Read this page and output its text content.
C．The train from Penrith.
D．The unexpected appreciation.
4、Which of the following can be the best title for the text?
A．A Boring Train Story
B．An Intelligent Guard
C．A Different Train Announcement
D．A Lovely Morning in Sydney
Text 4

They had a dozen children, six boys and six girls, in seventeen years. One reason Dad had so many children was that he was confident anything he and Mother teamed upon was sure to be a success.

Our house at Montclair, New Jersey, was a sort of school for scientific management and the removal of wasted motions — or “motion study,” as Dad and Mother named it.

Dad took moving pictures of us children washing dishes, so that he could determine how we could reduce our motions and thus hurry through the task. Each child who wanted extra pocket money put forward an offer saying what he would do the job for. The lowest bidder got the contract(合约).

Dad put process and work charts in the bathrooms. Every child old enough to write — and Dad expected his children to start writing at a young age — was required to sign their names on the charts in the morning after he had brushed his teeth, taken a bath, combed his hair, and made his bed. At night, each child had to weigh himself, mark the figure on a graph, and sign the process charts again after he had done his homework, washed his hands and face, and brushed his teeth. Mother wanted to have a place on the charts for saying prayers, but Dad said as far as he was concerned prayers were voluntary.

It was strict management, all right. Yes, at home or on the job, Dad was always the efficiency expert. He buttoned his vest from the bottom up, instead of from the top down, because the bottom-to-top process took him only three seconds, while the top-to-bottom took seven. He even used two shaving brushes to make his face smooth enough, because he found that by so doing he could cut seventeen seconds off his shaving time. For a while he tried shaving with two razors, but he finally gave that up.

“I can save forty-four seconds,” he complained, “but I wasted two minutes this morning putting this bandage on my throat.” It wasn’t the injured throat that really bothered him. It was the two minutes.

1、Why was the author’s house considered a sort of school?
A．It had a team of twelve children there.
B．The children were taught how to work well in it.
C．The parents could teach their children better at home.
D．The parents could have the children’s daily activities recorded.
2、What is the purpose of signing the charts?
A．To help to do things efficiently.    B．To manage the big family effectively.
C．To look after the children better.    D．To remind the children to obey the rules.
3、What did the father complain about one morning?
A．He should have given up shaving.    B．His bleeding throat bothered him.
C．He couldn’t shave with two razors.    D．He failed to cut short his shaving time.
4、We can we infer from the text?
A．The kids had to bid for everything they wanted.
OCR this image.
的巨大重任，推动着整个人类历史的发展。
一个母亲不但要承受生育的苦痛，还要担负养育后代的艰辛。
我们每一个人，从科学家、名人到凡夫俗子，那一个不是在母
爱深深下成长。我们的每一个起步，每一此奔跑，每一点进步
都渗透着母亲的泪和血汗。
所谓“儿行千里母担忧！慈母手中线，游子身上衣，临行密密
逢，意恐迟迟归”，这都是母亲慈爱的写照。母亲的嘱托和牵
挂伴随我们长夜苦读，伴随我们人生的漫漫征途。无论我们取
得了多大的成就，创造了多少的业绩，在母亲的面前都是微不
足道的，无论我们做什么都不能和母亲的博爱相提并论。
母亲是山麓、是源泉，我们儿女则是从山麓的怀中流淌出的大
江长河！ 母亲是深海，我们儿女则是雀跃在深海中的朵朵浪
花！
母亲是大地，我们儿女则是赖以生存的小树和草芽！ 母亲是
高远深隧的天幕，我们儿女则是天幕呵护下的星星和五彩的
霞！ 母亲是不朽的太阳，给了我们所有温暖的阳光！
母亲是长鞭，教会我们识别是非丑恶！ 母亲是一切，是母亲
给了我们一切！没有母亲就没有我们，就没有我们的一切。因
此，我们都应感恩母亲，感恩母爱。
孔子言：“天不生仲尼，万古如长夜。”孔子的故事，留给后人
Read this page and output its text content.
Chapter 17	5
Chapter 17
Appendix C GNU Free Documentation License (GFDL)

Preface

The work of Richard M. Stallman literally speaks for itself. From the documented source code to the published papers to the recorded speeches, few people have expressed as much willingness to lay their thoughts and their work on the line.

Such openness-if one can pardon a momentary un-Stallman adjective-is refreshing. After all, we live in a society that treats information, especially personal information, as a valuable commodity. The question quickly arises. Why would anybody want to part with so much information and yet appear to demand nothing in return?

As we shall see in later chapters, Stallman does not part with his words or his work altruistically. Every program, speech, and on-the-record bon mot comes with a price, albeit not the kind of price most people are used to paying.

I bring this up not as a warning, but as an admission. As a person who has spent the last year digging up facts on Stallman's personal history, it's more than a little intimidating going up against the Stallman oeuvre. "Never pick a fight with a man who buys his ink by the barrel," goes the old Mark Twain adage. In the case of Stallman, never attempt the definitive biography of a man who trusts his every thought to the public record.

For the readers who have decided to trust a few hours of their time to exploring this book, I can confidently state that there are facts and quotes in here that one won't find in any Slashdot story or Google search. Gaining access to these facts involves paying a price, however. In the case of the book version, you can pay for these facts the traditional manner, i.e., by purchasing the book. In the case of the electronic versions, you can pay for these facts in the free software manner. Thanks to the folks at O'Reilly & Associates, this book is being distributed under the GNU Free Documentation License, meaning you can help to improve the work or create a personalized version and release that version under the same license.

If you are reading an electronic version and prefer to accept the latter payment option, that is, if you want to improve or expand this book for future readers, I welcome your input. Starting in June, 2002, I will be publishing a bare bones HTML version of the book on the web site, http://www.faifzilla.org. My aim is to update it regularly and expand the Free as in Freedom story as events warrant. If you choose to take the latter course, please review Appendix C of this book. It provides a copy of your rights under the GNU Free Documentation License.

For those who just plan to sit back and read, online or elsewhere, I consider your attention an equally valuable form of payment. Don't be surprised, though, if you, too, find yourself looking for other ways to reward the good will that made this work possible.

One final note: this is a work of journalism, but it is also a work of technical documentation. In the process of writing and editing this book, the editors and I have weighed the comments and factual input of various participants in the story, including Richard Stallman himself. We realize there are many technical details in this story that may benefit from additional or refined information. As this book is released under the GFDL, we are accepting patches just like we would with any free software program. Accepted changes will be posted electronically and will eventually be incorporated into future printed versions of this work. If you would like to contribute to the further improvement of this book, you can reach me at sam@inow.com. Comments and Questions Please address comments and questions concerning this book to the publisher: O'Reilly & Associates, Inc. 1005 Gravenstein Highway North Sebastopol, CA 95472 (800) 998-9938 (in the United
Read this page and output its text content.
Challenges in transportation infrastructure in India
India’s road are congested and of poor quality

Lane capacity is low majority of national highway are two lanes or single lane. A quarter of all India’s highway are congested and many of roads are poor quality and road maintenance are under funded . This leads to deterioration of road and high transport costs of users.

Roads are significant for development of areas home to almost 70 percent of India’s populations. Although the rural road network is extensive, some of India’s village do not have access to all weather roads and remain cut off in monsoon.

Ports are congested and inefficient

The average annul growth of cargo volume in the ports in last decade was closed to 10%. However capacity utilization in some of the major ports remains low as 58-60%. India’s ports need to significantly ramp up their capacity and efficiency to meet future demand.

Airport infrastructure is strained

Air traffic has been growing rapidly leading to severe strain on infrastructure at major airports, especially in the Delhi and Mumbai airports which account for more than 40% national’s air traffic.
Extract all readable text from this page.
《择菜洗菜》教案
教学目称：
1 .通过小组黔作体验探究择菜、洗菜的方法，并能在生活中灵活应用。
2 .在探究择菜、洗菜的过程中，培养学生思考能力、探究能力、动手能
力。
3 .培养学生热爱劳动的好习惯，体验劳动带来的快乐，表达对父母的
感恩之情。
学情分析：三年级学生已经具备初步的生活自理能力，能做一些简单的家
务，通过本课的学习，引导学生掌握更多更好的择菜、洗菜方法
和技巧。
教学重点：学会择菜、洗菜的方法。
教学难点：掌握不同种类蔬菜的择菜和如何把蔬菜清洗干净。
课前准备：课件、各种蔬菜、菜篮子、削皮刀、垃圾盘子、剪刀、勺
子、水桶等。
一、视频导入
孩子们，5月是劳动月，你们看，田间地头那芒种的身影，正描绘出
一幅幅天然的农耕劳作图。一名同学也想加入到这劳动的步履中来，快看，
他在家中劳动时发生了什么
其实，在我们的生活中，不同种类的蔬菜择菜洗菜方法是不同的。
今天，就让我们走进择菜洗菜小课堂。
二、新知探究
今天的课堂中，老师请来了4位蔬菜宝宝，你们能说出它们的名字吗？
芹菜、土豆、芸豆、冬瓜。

——————

### INSTRUCTIONS FOR THE TASK
Show all lines from the records above where the word "management" occurs.

### RESPONSE FOR THIS EXERCISE
Our house at Montclair, New Jersey, was a sort of school for scientific management and the removal of wasted motions — or “motion study,” as Dad and Mother named it.
It was strict management, all right. Yes, at home or on the job, Dad was always the efficiency expert. He buttoned his vest from the bottom up, instead of from the top down, because the bottom-to-top process took him only three seconds, while the top-to-bottom took seven. He even used two shaving brushes to make his face smooth enough, because he found that by so doing he could cut seventeen seconds off his shaving time. For a while he tried shaving with two razors, but he finally gave that up.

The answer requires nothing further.